Return each line of the listing below, unchanged, and omit the images.

> _Material for this task_:

▼

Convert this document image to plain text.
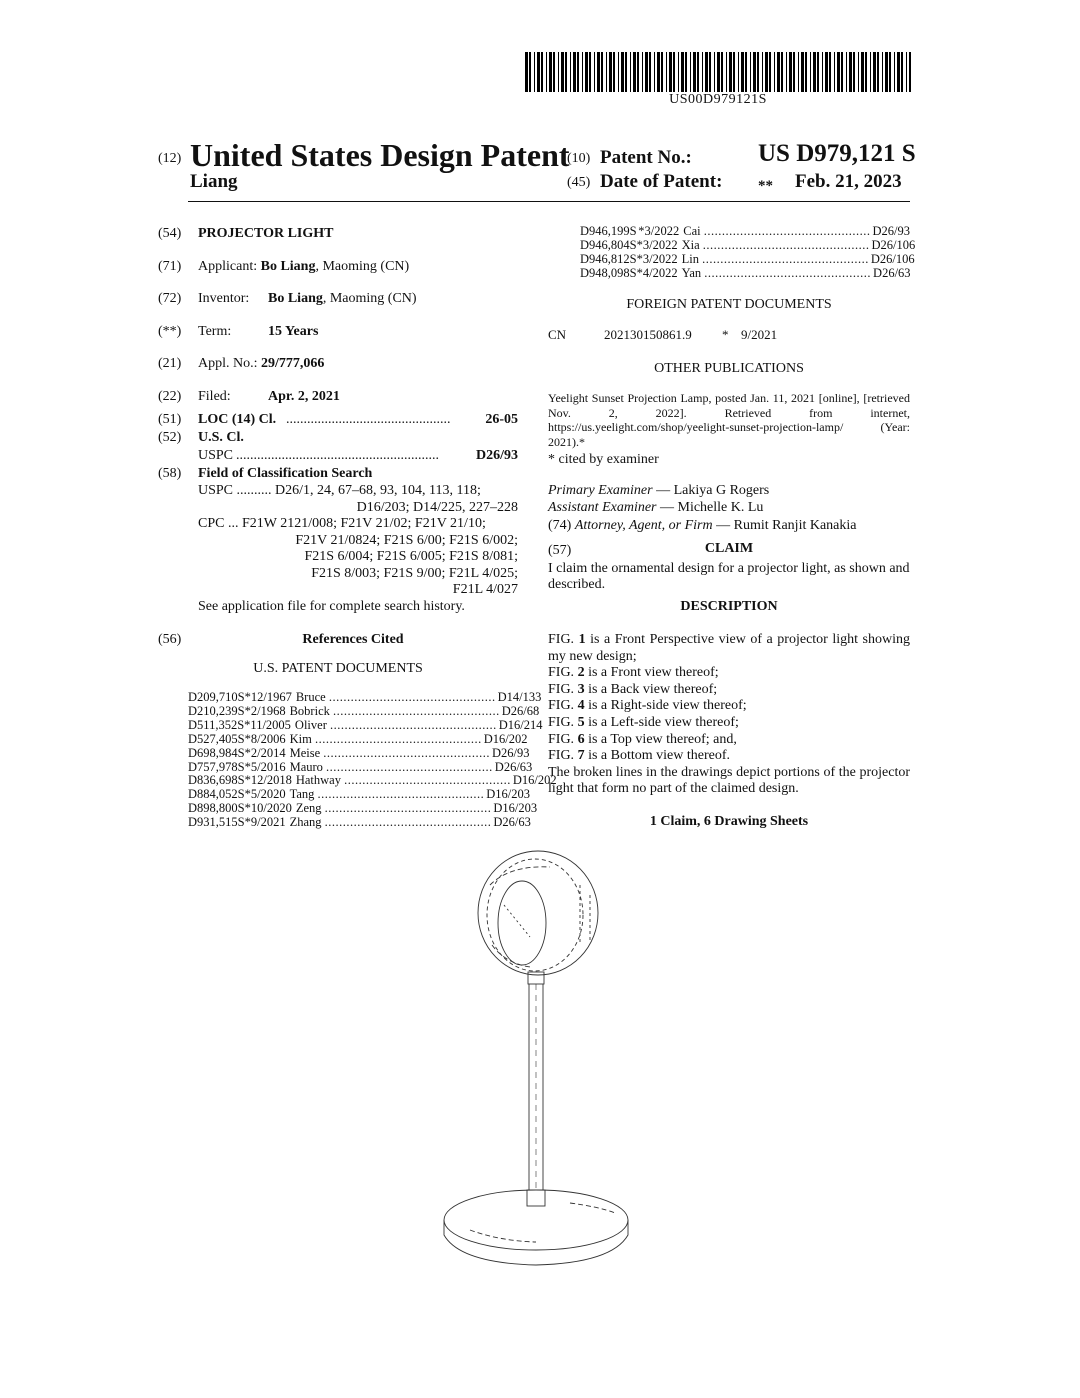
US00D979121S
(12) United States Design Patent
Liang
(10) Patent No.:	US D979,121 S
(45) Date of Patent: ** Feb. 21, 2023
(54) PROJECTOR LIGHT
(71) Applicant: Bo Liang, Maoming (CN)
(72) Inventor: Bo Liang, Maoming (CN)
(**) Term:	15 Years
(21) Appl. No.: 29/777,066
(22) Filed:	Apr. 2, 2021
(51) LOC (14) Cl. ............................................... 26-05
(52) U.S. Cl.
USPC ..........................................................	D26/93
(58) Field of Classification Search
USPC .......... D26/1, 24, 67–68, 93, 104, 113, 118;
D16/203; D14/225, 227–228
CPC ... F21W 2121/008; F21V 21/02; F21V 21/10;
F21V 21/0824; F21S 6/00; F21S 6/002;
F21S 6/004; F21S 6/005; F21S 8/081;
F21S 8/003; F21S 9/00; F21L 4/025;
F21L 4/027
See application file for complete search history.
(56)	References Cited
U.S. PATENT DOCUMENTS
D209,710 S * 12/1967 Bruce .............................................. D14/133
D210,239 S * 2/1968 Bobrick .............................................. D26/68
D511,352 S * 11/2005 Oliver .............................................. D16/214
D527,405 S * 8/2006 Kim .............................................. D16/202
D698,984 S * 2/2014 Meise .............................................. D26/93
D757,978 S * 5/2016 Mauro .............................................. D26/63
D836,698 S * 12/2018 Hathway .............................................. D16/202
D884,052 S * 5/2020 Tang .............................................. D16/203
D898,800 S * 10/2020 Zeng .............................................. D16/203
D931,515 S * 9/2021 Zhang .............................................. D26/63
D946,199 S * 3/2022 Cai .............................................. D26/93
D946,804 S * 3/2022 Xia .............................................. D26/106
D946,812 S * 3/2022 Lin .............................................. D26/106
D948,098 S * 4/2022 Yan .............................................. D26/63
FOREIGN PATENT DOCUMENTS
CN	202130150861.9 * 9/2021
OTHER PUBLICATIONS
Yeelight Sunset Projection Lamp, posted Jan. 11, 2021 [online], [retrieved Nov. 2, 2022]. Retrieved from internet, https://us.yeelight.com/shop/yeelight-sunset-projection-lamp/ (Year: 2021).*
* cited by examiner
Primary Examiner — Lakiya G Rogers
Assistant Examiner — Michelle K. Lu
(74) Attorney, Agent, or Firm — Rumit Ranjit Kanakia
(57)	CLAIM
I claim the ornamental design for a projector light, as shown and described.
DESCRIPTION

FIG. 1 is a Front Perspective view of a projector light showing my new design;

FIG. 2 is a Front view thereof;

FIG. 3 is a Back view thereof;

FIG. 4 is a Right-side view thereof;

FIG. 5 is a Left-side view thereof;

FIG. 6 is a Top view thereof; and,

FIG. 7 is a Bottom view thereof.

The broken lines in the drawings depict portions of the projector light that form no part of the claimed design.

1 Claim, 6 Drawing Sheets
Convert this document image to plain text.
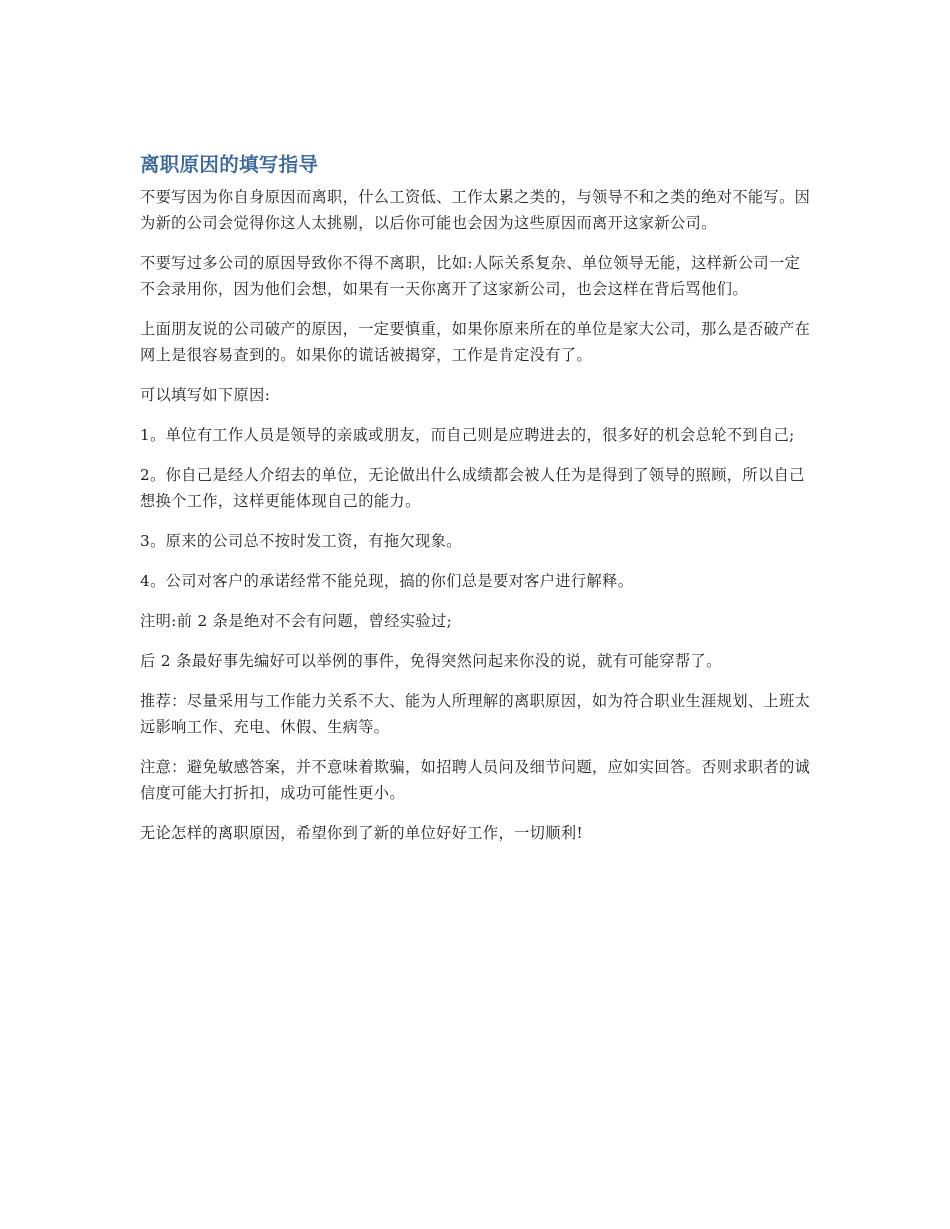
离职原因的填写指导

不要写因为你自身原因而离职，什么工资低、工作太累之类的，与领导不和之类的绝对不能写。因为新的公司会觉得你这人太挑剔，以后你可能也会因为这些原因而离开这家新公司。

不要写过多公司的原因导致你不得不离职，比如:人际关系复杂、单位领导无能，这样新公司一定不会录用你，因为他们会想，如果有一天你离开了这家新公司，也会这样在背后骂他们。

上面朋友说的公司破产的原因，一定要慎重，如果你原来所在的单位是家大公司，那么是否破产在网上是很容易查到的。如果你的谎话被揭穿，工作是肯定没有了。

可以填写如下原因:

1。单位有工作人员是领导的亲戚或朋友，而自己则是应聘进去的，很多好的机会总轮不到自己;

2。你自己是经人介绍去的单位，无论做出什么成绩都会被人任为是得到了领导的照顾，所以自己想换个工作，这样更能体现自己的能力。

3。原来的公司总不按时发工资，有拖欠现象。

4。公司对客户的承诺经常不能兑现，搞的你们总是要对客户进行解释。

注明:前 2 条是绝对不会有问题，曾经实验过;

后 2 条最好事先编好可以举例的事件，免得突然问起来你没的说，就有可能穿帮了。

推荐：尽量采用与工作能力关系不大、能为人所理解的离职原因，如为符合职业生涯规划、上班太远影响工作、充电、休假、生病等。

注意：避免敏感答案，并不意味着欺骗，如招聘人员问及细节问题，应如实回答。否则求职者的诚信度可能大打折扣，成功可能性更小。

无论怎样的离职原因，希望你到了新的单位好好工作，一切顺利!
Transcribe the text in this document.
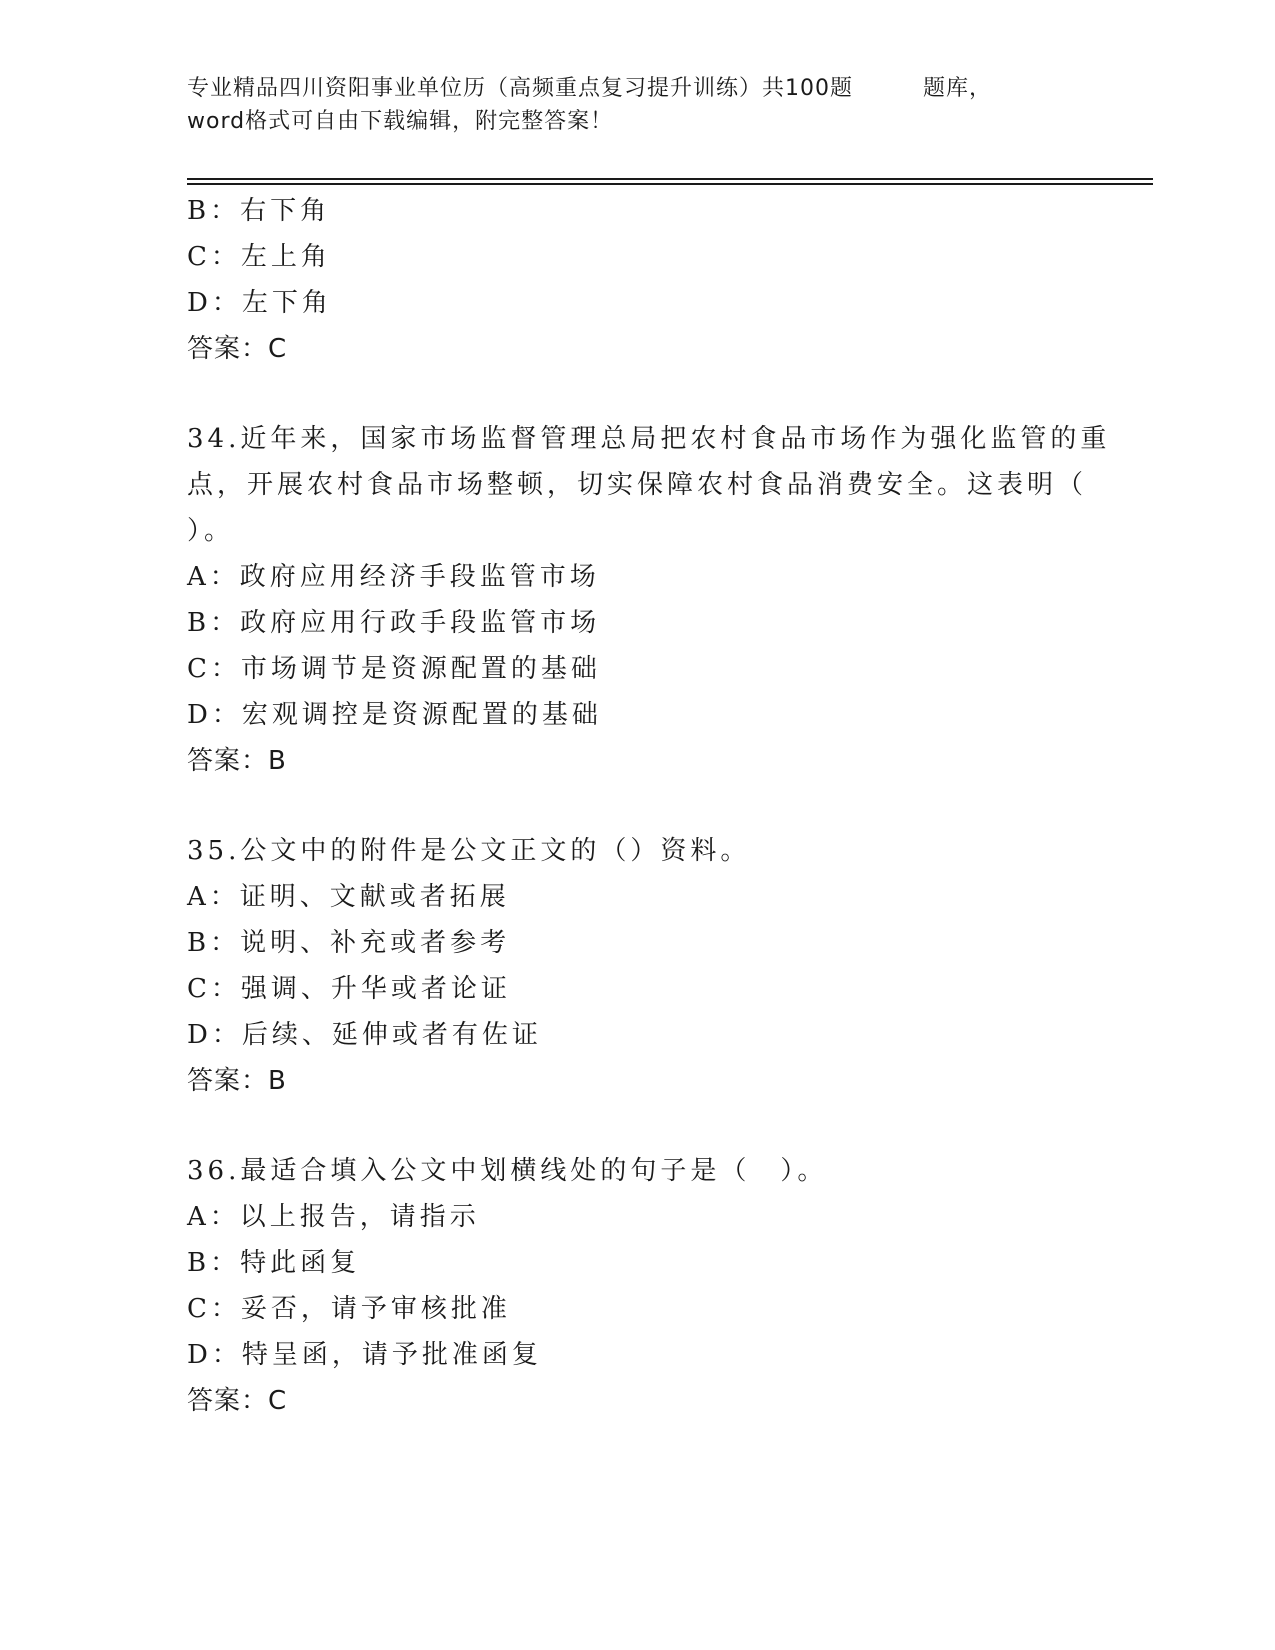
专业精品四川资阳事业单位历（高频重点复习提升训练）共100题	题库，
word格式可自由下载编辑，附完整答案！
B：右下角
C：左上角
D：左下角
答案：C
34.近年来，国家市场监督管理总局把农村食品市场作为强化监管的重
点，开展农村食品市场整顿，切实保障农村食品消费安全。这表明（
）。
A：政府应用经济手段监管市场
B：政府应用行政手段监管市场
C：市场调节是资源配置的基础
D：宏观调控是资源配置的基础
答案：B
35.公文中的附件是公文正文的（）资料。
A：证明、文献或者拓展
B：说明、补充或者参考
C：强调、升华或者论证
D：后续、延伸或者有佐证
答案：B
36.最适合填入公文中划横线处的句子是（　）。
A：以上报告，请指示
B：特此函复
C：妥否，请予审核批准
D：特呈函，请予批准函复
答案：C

▲

> _Complete response_:
Convert this document image to plain text.
US00D979121S
(12) United States Design Patent
Liang
(10) Patent No.:	US D979,121 S
(45) Date of Patent: ** Feb. 21, 2023
(54) PROJECTOR LIGHT
(71) Applicant: Bo Liang, Maoming (CN)
(72) Inventor: Bo Liang, Maoming (CN)
(**) Term:	15 Years
(21) Appl. No.: 29/777,066
(22) Filed:	Apr. 2, 2021
(51) LOC (14) Cl. ............................................... 26-05
(52) U.S. Cl.
USPC ..........................................................	D26/93
(58) Field of Classification Search
USPC .......... D26/1, 24, 67–68, 93, 104, 113, 118;
D16/203; D14/225, 227–228
CPC ... F21W 2121/008; F21V 21/02; F21V 21/10;
F21V 21/0824; F21S 6/00; F21S 6/002;
F21S 6/004; F21S 6/005; F21S 8/081;
F21S 8/003; F21S 9/00; F21L 4/025;
F21L 4/027
See application file for complete search history.
(56)	References Cited
U.S. PATENT DOCUMENTS
D209,710 S * 12/1967 Bruce .............................................. D14/133
D210,239 S * 2/1968 Bobrick .............................................. D26/68
D511,352 S * 11/2005 Oliver .............................................. D16/214
D527,405 S * 8/2006 Kim .............................................. D16/202
D698,984 S * 2/2014 Meise .............................................. D26/93
D757,978 S * 5/2016 Mauro .............................................. D26/63
D836,698 S * 12/2018 Hathway .............................................. D16/202
D884,052 S * 5/2020 Tang .............................................. D16/203
D898,800 S * 10/2020 Zeng .............................................. D16/203
D931,515 S * 9/2021 Zhang .............................................. D26/63
D946,199 S * 3/2022 Cai .............................................. D26/93
D946,804 S * 3/2022 Xia .............................................. D26/106
D946,812 S * 3/2022 Lin .............................................. D26/106
D948,098 S * 4/2022 Yan .............................................. D26/63
FOREIGN PATENT DOCUMENTS
CN	202130150861.9 * 9/2021
OTHER PUBLICATIONS
Yeelight Sunset Projection Lamp, posted Jan. 11, 2021 [online], [retrieved Nov. 2, 2022]. Retrieved from internet, https://us.yeelight.com/shop/yeelight-sunset-projection-lamp/ (Year: 2021).*
* cited by examiner
Primary Examiner — Lakiya G Rogers
Assistant Examiner — Michelle K. Lu
(74) Attorney, Agent, or Firm — Rumit Ranjit Kanakia
(57)	CLAIM
I claim the ornamental design for a projector light, as shown and described.
DESCRIPTION

FIG. 1 is a Front Perspective view of a projector light showing my new design;

FIG. 2 is a Front view thereof;

FIG. 3 is a Back view thereof;

FIG. 4 is a Right-side view thereof;

FIG. 5 is a Left-side view thereof;

FIG. 6 is a Top view thereof; and,

FIG. 7 is a Bottom view thereof.

The broken lines in the drawings depict portions of the projector light that form no part of the claimed design.

1 Claim, 6 Drawing Sheets
Convert this document image to plain text.
离职原因的填写指导

不要写因为你自身原因而离职，什么工资低、工作太累之类的，与领导不和之类的绝对不能写。因为新的公司会觉得你这人太挑剔，以后你可能也会因为这些原因而离开这家新公司。

不要写过多公司的原因导致你不得不离职，比如:人际关系复杂、单位领导无能，这样新公司一定不会录用你，因为他们会想，如果有一天你离开了这家新公司，也会这样在背后骂他们。

上面朋友说的公司破产的原因，一定要慎重，如果你原来所在的单位是家大公司，那么是否破产在网上是很容易查到的。如果你的谎话被揭穿，工作是肯定没有了。

可以填写如下原因:

1。单位有工作人员是领导的亲戚或朋友，而自己则是应聘进去的，很多好的机会总轮不到自己;

2。你自己是经人介绍去的单位，无论做出什么成绩都会被人任为是得到了领导的照顾，所以自己想换个工作，这样更能体现自己的能力。

3。原来的公司总不按时发工资，有拖欠现象。

4。公司对客户的承诺经常不能兑现，搞的你们总是要对客户进行解释。

注明:前 2 条是绝对不会有问题，曾经实验过;

后 2 条最好事先编好可以举例的事件，免得突然问起来你没的说，就有可能穿帮了。

推荐：尽量采用与工作能力关系不大、能为人所理解的离职原因，如为符合职业生涯规划、上班太远影响工作、充电、休假、生病等。

注意：避免敏感答案，并不意味着欺骗，如招聘人员问及细节问题，应如实回答。否则求职者的诚信度可能大打折扣，成功可能性更小。

无论怎样的离职原因，希望你到了新的单位好好工作，一切顺利!
Transcribe the text in this document.
专业精品四川资阳事业单位历（高频重点复习提升训练）共100题	题库，
word格式可自由下载编辑，附完整答案！
B：右下角
C：左上角
D：左下角
答案：C
34.近年来，国家市场监督管理总局把农村食品市场作为强化监管的重
点，开展农村食品市场整顿，切实保障农村食品消费安全。这表明（
）。
A：政府应用经济手段监管市场
B：政府应用行政手段监管市场
C：市场调节是资源配置的基础
D：宏观调控是资源配置的基础
答案：B
35.公文中的附件是公文正文的（）资料。
A：证明、文献或者拓展
B：说明、补充或者参考
C：强调、升华或者论证
D：后续、延伸或者有佐证
答案：B
36.最适合填入公文中划横线处的句子是（　）。
A：以上报告，请指示
B：特此函复
C：妥否，请予审核批准
D：特呈函，请予批准函复
答案：C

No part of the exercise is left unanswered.